## DIRECTIVE
Scan the entries for the string "screenshot" and give the number of lines that have it, nothing further.

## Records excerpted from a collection
──────────────────────────────

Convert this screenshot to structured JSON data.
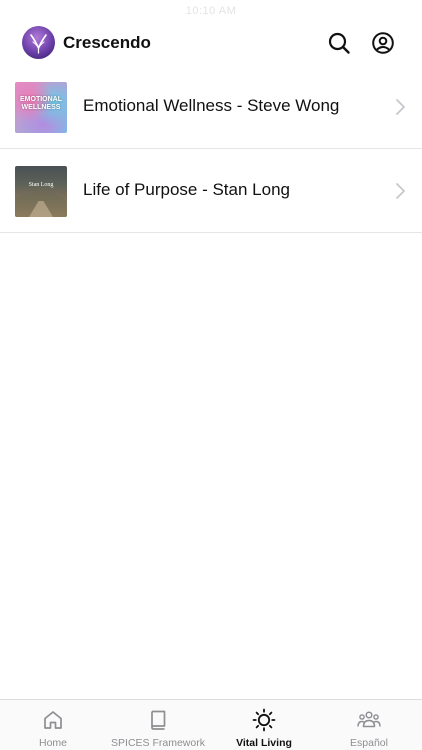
{
  "status_bar": {
    "time": "10:10 AM"
  },
  "header": {
    "app_name": "Crescendo",
    "logo_icon": "crescendo-logo-icon",
    "actions": [
      {
        "name": "search",
        "icon": "search-icon"
      },
      {
        "name": "account",
        "icon": "account-circle-icon"
      }
    ]
  },
  "list": {
    "items": [
      {
        "title": "Emotional Wellness - Steve Wong",
        "thumbnail_text": "EMOTIONAL WELLNESS",
        "thumbnail_icon": "emotional-wellness-thumbnail"
      },
      {
        "title": "Life of Purpose - Stan Long",
        "thumbnail_text": "Stan Long",
        "thumbnail_icon": "life-of-purpose-thumbnail"
      }
    ]
  },
  "tabbar": {
    "tabs": [
      {
        "label": "Home",
        "icon": "home-icon",
        "active": false
      },
      {
        "label": "SPICES Framework",
        "icon": "book-icon",
        "active": false
      },
      {
        "label": "Vital Living",
        "icon": "sun-icon",
        "active": true
      },
      {
        "label": "Español",
        "icon": "group-icon",
        "active": false
      }
    ]
  },
  "colors": {
    "active_tab": "#111111",
    "inactive_tab": "#8e8e93",
    "divider": "#e6e6e6",
    "chevron": "#c7c7cc"
  }
}
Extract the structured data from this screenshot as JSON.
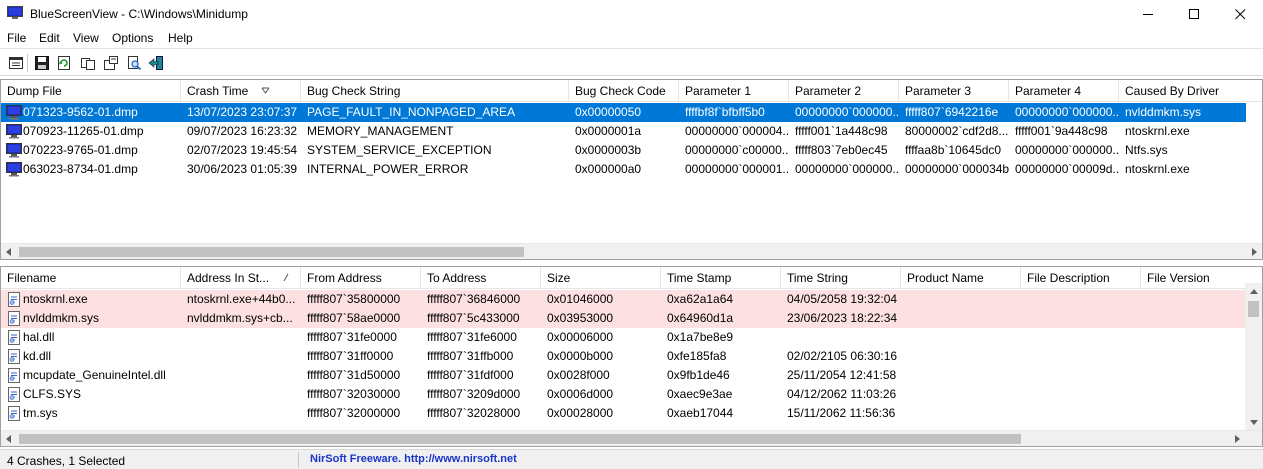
{
  "window": {
    "title": "BlueScreenView  -  C:\\Windows\\Minidump"
  },
  "menu": [
    "File",
    "Edit",
    "View",
    "Options",
    "Help"
  ],
  "toolbar": {
    "icons": [
      "properties-icon",
      "save-icon",
      "refresh-icon",
      "copy-icon",
      "options-icon",
      "find-icon",
      "exit-icon"
    ]
  },
  "crashes": {
    "columns": [
      "Dump File",
      "Crash Time",
      "Bug Check String",
      "Bug Check Code",
      "Parameter 1",
      "Parameter 2",
      "Parameter 3",
      "Parameter 4",
      "Caused By Driver"
    ],
    "sort_column": "Crash Time",
    "rows": [
      [
        "071323-9562-01.dmp",
        "13/07/2023 23:07:37",
        "PAGE_FAULT_IN_NONPAGED_AREA",
        "0x00000050",
        "ffffbf8f`bfbff5b0",
        "00000000`000000...",
        "fffff807`6942216e",
        "00000000`000000...",
        "nvlddmkm.sys"
      ],
      [
        "070923-11265-01.dmp",
        "09/07/2023 16:23:32",
        "MEMORY_MANAGEMENT",
        "0x0000001a",
        "00000000`000004...",
        "fffff001`1a448c98",
        "80000002`cdf2d8...",
        "fffff001`9a448c98",
        "ntoskrnl.exe"
      ],
      [
        "070223-9765-01.dmp",
        "02/07/2023 19:45:54",
        "SYSTEM_SERVICE_EXCEPTION",
        "0x0000003b",
        "00000000`c00000...",
        "fffff803`7eb0ec45",
        "ffffaa8b`10645dc0",
        "00000000`000000...",
        "Ntfs.sys"
      ],
      [
        "063023-8734-01.dmp",
        "30/06/2023 01:05:39",
        "INTERNAL_POWER_ERROR",
        "0x000000a0",
        "00000000`000001...",
        "00000000`000000...",
        "00000000`000034bf",
        "00000000`00009d...",
        "ntoskrnl.exe"
      ]
    ],
    "selected_index": 0
  },
  "drivers": {
    "columns": [
      "Filename",
      "Address In St...",
      "From Address",
      "To Address",
      "Size",
      "Time Stamp",
      "Time String",
      "Product Name",
      "File Description",
      "File Version"
    ],
    "sort_column": "Address In St...",
    "rows": [
      [
        "ntoskrnl.exe",
        "ntoskrnl.exe+44b0...",
        "fffff807`35800000",
        "fffff807`36846000",
        "0x01046000",
        "0xa62a1a64",
        "04/05/2058 19:32:04",
        "",
        "",
        ""
      ],
      [
        "nvlddmkm.sys",
        "nvlddmkm.sys+cb...",
        "fffff807`58ae0000",
        "fffff807`5c433000",
        "0x03953000",
        "0x64960d1a",
        "23/06/2023 18:22:34",
        "",
        "",
        ""
      ],
      [
        "hal.dll",
        "",
        "fffff807`31fe0000",
        "fffff807`31fe6000",
        "0x00006000",
        "0x1a7be8e9",
        "",
        "",
        "",
        ""
      ],
      [
        "kd.dll",
        "",
        "fffff807`31ff0000",
        "fffff807`31ffb000",
        "0x0000b000",
        "0xfe185fa8",
        "02/02/2105 06:30:16",
        "",
        "",
        ""
      ],
      [
        "mcupdate_GenuineIntel.dll",
        "",
        "fffff807`31d50000",
        "fffff807`31fdf000",
        "0x0028f000",
        "0x9fb1de46",
        "25/11/2054 12:41:58",
        "",
        "",
        ""
      ],
      [
        "CLFS.SYS",
        "",
        "fffff807`32030000",
        "fffff807`3209d000",
        "0x0006d000",
        "0xaec9e3ae",
        "04/12/2062 11:03:26",
        "",
        "",
        ""
      ],
      [
        "tm.sys",
        "",
        "fffff807`32000000",
        "fffff807`32028000",
        "0x00028000",
        "0xaeb17044",
        "15/11/2062 11:56:36",
        "",
        "",
        ""
      ]
    ],
    "highlighted_rows": [
      0,
      1
    ]
  },
  "status": {
    "summary": "4 Crashes, 1 Selected",
    "link": "NirSoft Freeware.  http://www.nirsoft.net"
  },
  "colors": {
    "selection": "#0078d7",
    "highlight": "#fde0e1",
    "link": "#1a35c9"
  }
}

──────────────────────────────

## COMPLETE RESPONSE
2